### EXERCISE DETAILS
In full and without alteration, give the listing again.

[Stored data]
>>
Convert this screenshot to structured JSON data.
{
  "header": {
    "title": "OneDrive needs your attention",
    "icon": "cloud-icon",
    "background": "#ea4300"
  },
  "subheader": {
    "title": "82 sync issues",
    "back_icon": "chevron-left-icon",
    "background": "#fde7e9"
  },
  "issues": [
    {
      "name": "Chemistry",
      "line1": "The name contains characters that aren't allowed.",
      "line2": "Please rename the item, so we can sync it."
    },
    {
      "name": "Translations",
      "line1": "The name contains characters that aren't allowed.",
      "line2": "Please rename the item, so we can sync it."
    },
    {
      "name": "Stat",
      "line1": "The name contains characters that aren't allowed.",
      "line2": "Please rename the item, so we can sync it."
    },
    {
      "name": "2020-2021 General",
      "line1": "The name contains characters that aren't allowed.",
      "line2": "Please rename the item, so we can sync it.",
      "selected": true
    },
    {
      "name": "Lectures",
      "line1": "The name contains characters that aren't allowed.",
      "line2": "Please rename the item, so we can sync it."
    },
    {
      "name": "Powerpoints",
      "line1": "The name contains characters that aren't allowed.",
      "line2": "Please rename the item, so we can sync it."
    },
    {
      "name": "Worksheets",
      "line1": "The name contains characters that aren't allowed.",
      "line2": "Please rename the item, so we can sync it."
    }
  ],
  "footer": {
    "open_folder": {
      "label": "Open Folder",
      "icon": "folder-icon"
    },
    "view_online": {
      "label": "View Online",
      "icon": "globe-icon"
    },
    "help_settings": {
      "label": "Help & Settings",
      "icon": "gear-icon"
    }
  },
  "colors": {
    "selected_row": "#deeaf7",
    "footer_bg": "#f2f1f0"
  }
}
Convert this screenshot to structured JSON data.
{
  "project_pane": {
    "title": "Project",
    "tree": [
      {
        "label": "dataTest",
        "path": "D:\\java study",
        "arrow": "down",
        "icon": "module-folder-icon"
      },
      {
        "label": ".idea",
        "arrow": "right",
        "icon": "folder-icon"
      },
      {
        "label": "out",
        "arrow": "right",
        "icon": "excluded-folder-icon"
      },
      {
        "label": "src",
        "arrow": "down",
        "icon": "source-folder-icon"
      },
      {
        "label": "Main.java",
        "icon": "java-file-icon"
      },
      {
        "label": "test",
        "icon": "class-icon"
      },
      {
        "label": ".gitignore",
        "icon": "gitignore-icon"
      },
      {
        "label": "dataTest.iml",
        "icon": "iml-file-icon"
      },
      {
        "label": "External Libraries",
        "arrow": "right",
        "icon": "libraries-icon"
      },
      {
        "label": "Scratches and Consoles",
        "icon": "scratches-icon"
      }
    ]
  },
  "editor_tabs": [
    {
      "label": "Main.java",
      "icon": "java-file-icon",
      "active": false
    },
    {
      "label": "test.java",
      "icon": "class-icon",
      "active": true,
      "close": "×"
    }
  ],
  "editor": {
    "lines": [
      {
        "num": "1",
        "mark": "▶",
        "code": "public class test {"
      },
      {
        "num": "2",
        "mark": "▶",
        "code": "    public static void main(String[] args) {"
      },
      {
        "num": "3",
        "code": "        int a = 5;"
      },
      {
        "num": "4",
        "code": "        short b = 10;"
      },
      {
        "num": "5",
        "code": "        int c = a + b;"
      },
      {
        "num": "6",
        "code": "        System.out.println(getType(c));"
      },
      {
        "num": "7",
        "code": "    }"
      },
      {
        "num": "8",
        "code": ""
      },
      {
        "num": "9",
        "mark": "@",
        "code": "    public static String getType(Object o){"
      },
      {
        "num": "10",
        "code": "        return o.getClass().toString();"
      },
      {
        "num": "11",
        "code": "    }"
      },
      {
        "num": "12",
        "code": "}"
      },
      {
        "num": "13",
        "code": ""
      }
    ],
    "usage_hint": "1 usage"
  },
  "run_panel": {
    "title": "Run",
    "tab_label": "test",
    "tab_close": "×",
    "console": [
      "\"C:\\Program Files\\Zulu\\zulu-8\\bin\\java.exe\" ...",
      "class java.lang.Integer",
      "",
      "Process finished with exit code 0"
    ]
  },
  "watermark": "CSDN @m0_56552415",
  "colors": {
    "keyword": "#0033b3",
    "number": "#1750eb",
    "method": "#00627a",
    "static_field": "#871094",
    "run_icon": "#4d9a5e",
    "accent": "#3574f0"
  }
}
<<
### RESPONSE TO THE EXERCISE
Convert this screenshot to structured JSON data.
{
  "header": {
    "title": "OneDrive needs your attention",
    "icon": "cloud-icon",
    "background": "#ea4300"
  },
  "subheader": {
    "title": "82 sync issues",
    "back_icon": "chevron-left-icon",
    "background": "#fde7e9"
  },
  "issues": [
    {
      "name": "Chemistry",
      "line1": "The name contains characters that aren't allowed.",
      "line2": "Please rename the item, so we can sync it."
    },
    {
      "name": "Translations",
      "line1": "The name contains characters that aren't allowed.",
      "line2": "Please rename the item, so we can sync it."
    },
    {
      "name": "Stat",
      "line1": "The name contains characters that aren't allowed.",
      "line2": "Please rename the item, so we can sync it."
    },
    {
      "name": "2020-2021 General",
      "line1": "The name contains characters that aren't allowed.",
      "line2": "Please rename the item, so we can sync it.",
      "selected": true
    },
    {
      "name": "Lectures",
      "line1": "The name contains characters that aren't allowed.",
      "line2": "Please rename the item, so we can sync it."
    },
    {
      "name": "Powerpoints",
      "line1": "The name contains characters that aren't allowed.",
      "line2": "Please rename the item, so we can sync it."
    },
    {
      "name": "Worksheets",
      "line1": "The name contains characters that aren't allowed.",
      "line2": "Please rename the item, so we can sync it."
    }
  ],
  "footer": {
    "open_folder": {
      "label": "Open Folder",
      "icon": "folder-icon"
    },
    "view_online": {
      "label": "View Online",
      "icon": "globe-icon"
    },
    "help_settings": {
      "label": "Help & Settings",
      "icon": "gear-icon"
    }
  },
  "colors": {
    "selected_row": "#deeaf7",
    "footer_bg": "#f2f1f0"
  }
}
Convert this screenshot to structured JSON data.
{
  "project_pane": {
    "title": "Project",
    "tree": [
      {
        "label": "dataTest",
        "path": "D:\\java study",
        "arrow": "down",
        "icon": "module-folder-icon"
      },
      {
        "label": ".idea",
        "arrow": "right",
        "icon": "folder-icon"
      },
      {
        "label": "out",
        "arrow": "right",
        "icon": "excluded-folder-icon"
      },
      {
        "label": "src",
        "arrow": "down",
        "icon": "source-folder-icon"
      },
      {
        "label": "Main.java",
        "icon": "java-file-icon"
      },
      {
        "label": "test",
        "icon": "class-icon"
      },
      {
        "label": ".gitignore",
        "icon": "gitignore-icon"
      },
      {
        "label": "dataTest.iml",
        "icon": "iml-file-icon"
      },
      {
        "label": "External Libraries",
        "arrow": "right",
        "icon": "libraries-icon"
      },
      {
        "label": "Scratches and Consoles",
        "icon": "scratches-icon"
      }
    ]
  },
  "editor_tabs": [
    {
      "label": "Main.java",
      "icon": "java-file-icon",
      "active": false
    },
    {
      "label": "test.java",
      "icon": "class-icon",
      "active": true,
      "close": "×"
    }
  ],
  "editor": {
    "lines": [
      {
        "num": "1",
        "mark": "▶",
        "code": "public class test {"
      },
      {
        "num": "2",
        "mark": "▶",
        "code": "    public static void main(String[] args) {"
      },
      {
        "num": "3",
        "code": "        int a = 5;"
      },
      {
        "num": "4",
        "code": "        short b = 10;"
      },
      {
        "num": "5",
        "code": "        int c = a + b;"
      },
      {
        "num": "6",
        "code": "        System.out.println(getType(c));"
      },
      {
        "num": "7",
        "code": "    }"
      },
      {
        "num": "8",
        "code": ""
      },
      {
        "num": "9",
        "mark": "@",
        "code": "    public static String getType(Object o){"
      },
      {
        "num": "10",
        "code": "        return o.getClass().toString();"
      },
      {
        "num": "11",
        "code": "    }"
      },
      {
        "num": "12",
        "code": "}"
      },
      {
        "num": "13",
        "code": ""
      }
    ],
    "usage_hint": "1 usage"
  },
  "run_panel": {
    "title": "Run",
    "tab_label": "test",
    "tab_close": "×",
    "console": [
      "\"C:\\Program Files\\Zulu\\zulu-8\\bin\\java.exe\" ...",
      "class java.lang.Integer",
      "",
      "Process finished with exit code 0"
    ]
  },
  "watermark": "CSDN @m0_56552415",
  "colors": {
    "keyword": "#0033b3",
    "number": "#1750eb",
    "method": "#00627a",
    "static_field": "#871094",
    "run_icon": "#4d9a5e",
    "accent": "#3574f0"
  }
}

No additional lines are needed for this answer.